** The task **
Repeat everything in the material exactly.

(Excerpt from a dataset)
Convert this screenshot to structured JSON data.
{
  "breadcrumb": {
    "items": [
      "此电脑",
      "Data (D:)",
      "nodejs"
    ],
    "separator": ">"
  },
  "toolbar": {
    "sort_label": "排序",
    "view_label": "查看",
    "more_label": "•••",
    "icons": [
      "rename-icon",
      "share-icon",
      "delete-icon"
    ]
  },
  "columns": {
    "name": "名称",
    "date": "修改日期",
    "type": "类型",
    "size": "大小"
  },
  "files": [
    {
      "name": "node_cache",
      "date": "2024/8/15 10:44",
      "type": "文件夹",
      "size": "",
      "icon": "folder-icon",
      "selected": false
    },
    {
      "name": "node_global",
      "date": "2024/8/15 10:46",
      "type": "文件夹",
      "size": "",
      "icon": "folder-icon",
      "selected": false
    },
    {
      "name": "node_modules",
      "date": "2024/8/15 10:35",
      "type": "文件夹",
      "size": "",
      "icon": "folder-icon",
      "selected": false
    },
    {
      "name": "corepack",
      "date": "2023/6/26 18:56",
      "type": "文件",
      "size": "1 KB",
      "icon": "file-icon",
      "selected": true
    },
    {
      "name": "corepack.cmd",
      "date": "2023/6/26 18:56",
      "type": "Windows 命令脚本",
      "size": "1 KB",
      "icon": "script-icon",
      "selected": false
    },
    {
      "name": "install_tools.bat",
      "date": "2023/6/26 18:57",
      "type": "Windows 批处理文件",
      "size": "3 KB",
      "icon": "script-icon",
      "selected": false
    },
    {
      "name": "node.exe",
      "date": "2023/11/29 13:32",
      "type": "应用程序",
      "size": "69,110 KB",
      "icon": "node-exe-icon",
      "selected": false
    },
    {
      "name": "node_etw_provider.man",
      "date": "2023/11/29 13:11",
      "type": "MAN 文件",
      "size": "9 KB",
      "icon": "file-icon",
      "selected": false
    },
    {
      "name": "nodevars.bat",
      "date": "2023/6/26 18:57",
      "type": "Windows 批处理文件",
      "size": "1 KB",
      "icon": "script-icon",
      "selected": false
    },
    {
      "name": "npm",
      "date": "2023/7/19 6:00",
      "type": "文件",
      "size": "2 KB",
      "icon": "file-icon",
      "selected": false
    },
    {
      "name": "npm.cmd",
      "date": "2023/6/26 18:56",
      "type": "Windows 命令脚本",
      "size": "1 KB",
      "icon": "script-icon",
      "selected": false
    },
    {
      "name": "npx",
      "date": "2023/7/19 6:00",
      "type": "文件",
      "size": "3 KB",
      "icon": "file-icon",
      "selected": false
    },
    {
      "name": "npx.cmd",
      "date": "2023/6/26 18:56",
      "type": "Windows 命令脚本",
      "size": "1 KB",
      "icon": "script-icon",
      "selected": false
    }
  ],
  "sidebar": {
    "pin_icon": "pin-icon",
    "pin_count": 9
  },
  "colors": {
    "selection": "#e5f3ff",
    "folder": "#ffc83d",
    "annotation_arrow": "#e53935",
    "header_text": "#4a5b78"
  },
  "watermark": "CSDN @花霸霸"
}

** Result for this task **
Convert this screenshot to structured JSON data.
{
  "breadcrumb": {
    "items": [
      "此电脑",
      "Data (D:)",
      "nodejs"
    ],
    "separator": ">"
  },
  "toolbar": {
    "sort_label": "排序",
    "view_label": "查看",
    "more_label": "•••",
    "icons": [
      "rename-icon",
      "share-icon",
      "delete-icon"
    ]
  },
  "columns": {
    "name": "名称",
    "date": "修改日期",
    "type": "类型",
    "size": "大小"
  },
  "files": [
    {
      "name": "node_cache",
      "date": "2024/8/15 10:44",
      "type": "文件夹",
      "size": "",
      "icon": "folder-icon",
      "selected": false
    },
    {
      "name": "node_global",
      "date": "2024/8/15 10:46",
      "type": "文件夹",
      "size": "",
      "icon": "folder-icon",
      "selected": false
    },
    {
      "name": "node_modules",
      "date": "2024/8/15 10:35",
      "type": "文件夹",
      "size": "",
      "icon": "folder-icon",
      "selected": false
    },
    {
      "name": "corepack",
      "date": "2023/6/26 18:56",
      "type": "文件",
      "size": "1 KB",
      "icon": "file-icon",
      "selected": true
    },
    {
      "name": "corepack.cmd",
      "date": "2023/6/26 18:56",
      "type": "Windows 命令脚本",
      "size": "1 KB",
      "icon": "script-icon",
      "selected": false
    },
    {
      "name": "install_tools.bat",
      "date": "2023/6/26 18:57",
      "type": "Windows 批处理文件",
      "size": "3 KB",
      "icon": "script-icon",
      "selected": false
    },
    {
      "name": "node.exe",
      "date": "2023/11/29 13:32",
      "type": "应用程序",
      "size": "69,110 KB",
      "icon": "node-exe-icon",
      "selected": false
    },
    {
      "name": "node_etw_provider.man",
      "date": "2023/11/29 13:11",
      "type": "MAN 文件",
      "size": "9 KB",
      "icon": "file-icon",
      "selected": false
    },
    {
      "name": "nodevars.bat",
      "date": "2023/6/26 18:57",
      "type": "Windows 批处理文件",
      "size": "1 KB",
      "icon": "script-icon",
      "selected": false
    },
    {
      "name": "npm",
      "date": "2023/7/19 6:00",
      "type": "文件",
      "size": "2 KB",
      "icon": "file-icon",
      "selected": false
    },
    {
      "name": "npm.cmd",
      "date": "2023/6/26 18:56",
      "type": "Windows 命令脚本",
      "size": "1 KB",
      "icon": "script-icon",
      "selected": false
    },
    {
      "name": "npx",
      "date": "2023/7/19 6:00",
      "type": "文件",
      "size": "3 KB",
      "icon": "file-icon",
      "selected": false
    },
    {
      "name": "npx.cmd",
      "date": "2023/6/26 18:56",
      "type": "Windows 命令脚本",
      "size": "1 KB",
      "icon": "script-icon",
      "selected": false
    }
  ],
  "sidebar": {
    "pin_icon": "pin-icon",
    "pin_count": 9
  },
  "colors": {
    "selection": "#e5f3ff",
    "folder": "#ffc83d",
    "annotation_arrow": "#e53935",
    "header_text": "#4a5b78"
  },
  "watermark": "CSDN @花霸霸"
}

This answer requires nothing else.